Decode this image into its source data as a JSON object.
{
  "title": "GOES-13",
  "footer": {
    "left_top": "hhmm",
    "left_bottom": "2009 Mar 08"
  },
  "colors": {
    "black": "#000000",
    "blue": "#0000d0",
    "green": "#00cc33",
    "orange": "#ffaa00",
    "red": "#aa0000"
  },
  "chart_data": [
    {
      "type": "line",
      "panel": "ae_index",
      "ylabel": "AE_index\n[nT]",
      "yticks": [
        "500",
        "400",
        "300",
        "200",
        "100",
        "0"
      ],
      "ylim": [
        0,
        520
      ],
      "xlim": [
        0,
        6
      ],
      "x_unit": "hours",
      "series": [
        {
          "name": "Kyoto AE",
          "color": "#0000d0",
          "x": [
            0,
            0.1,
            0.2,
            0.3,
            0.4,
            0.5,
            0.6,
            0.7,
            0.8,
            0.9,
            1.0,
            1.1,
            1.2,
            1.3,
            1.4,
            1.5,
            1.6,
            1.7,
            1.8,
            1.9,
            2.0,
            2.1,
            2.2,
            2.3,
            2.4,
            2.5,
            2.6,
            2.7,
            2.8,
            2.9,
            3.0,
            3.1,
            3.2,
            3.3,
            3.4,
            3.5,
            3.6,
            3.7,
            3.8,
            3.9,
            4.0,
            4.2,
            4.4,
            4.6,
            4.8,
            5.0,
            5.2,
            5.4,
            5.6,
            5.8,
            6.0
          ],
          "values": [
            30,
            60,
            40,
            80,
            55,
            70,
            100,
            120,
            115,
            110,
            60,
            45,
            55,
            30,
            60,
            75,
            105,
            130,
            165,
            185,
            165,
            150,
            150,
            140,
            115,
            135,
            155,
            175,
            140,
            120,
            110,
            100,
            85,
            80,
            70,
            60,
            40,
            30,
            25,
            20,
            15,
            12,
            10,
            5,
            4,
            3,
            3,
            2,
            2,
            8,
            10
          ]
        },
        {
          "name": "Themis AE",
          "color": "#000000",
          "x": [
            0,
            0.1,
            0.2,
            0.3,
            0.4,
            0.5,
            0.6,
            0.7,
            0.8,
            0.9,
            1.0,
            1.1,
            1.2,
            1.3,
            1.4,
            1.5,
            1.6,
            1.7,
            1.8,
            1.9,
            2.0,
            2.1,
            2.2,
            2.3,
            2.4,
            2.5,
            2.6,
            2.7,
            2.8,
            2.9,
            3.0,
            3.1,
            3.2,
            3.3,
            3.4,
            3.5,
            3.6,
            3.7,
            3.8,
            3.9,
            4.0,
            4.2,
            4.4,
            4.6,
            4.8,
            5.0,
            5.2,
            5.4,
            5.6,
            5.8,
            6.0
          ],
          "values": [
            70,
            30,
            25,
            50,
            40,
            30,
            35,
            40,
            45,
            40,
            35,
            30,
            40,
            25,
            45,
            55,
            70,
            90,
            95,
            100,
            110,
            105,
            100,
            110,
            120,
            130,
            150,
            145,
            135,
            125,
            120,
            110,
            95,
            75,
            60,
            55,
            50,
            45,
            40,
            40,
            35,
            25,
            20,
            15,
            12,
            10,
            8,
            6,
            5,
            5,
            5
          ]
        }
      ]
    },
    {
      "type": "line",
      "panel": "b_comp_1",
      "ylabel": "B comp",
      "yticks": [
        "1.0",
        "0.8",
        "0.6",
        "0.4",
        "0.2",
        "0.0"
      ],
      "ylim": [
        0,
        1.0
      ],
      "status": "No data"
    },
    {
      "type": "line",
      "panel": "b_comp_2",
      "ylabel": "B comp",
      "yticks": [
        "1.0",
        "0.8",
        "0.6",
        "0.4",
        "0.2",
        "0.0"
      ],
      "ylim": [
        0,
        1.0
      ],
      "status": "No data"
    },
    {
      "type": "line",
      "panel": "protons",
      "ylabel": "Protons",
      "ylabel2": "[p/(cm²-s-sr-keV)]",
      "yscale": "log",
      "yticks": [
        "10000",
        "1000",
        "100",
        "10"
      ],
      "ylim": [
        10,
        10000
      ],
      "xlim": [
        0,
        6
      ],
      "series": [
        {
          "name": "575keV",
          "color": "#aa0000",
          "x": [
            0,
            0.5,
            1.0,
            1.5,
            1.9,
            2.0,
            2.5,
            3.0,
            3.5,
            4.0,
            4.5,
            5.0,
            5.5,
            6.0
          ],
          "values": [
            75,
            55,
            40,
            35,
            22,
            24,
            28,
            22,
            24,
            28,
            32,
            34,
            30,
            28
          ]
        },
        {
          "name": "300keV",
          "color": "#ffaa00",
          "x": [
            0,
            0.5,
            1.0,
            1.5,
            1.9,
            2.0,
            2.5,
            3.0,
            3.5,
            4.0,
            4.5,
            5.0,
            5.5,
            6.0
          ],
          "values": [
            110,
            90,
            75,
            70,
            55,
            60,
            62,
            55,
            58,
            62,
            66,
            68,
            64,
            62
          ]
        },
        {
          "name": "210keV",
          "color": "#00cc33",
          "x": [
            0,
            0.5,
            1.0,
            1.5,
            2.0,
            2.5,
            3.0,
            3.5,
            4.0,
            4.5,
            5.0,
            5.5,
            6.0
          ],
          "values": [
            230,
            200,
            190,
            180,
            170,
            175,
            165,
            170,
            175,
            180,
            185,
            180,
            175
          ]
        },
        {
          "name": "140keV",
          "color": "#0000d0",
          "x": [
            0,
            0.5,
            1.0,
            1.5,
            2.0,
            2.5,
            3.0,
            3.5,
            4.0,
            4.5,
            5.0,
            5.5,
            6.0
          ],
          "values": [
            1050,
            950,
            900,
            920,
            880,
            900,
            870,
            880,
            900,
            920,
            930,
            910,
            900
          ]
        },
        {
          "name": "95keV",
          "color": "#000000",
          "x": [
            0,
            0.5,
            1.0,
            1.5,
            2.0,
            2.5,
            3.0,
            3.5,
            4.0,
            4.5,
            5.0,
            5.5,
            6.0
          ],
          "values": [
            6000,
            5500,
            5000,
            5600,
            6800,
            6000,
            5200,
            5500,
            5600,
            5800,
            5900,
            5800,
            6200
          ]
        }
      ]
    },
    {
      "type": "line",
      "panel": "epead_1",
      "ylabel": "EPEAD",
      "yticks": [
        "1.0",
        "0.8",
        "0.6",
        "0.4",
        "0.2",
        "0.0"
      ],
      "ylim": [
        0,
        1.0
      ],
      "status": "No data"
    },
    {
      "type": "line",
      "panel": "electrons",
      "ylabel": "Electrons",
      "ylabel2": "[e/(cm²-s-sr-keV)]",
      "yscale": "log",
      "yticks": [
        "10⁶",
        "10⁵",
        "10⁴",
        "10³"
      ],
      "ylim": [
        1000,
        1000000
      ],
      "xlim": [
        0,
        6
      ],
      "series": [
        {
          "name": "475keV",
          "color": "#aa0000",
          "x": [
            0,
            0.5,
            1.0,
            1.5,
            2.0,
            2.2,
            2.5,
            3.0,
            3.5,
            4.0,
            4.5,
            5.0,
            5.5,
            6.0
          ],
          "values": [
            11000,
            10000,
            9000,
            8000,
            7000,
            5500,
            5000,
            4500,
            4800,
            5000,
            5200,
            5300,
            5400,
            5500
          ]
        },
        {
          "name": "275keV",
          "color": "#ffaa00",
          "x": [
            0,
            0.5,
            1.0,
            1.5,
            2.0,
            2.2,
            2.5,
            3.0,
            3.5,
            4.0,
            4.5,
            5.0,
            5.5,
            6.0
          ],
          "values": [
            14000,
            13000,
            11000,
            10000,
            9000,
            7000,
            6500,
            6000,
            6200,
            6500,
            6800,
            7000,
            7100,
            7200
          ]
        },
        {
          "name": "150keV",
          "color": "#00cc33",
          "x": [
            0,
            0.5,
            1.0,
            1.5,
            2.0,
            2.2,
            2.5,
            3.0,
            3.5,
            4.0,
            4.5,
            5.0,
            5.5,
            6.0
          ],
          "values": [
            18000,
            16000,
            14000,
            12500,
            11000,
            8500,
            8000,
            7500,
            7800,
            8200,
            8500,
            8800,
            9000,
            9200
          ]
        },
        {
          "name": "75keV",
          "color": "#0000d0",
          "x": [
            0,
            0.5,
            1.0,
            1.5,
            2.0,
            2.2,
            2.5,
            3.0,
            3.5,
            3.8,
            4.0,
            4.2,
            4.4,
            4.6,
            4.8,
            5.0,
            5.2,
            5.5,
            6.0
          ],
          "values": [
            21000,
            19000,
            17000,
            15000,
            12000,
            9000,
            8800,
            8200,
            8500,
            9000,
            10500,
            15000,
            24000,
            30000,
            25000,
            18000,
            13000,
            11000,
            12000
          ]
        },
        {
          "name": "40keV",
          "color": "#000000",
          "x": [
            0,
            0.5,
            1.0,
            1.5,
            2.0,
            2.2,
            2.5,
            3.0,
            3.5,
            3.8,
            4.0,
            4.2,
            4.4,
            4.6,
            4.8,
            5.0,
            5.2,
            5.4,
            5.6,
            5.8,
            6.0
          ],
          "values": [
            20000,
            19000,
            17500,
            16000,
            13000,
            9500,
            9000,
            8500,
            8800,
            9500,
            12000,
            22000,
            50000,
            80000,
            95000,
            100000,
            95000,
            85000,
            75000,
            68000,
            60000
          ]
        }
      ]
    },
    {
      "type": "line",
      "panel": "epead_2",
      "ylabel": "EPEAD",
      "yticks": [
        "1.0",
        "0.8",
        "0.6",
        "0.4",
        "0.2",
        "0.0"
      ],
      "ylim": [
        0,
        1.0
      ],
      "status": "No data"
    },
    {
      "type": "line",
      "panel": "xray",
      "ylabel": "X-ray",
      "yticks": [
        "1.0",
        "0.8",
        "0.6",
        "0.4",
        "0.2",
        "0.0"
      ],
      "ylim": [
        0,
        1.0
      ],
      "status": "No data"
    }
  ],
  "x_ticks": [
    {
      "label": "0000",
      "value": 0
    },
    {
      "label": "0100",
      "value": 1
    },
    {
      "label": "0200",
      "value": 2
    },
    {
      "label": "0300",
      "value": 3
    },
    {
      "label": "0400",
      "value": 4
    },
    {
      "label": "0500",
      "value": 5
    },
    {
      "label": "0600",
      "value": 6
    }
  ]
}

WHAT IS BEING ASKED:
Review the material and copy each line in which the word "name" appears.

TASK OUTPUT:
          "name": "Kyoto AE",
          "name": "Themis AE",
          "name": "575keV",
          "name": "300keV",
          "name": "210keV",
          "name": "140keV",
          "name": "95keV",
          "name": "475keV",
          "name": "275keV",
          "name": "150keV",
          "name": "75keV",
          "name": "40keV",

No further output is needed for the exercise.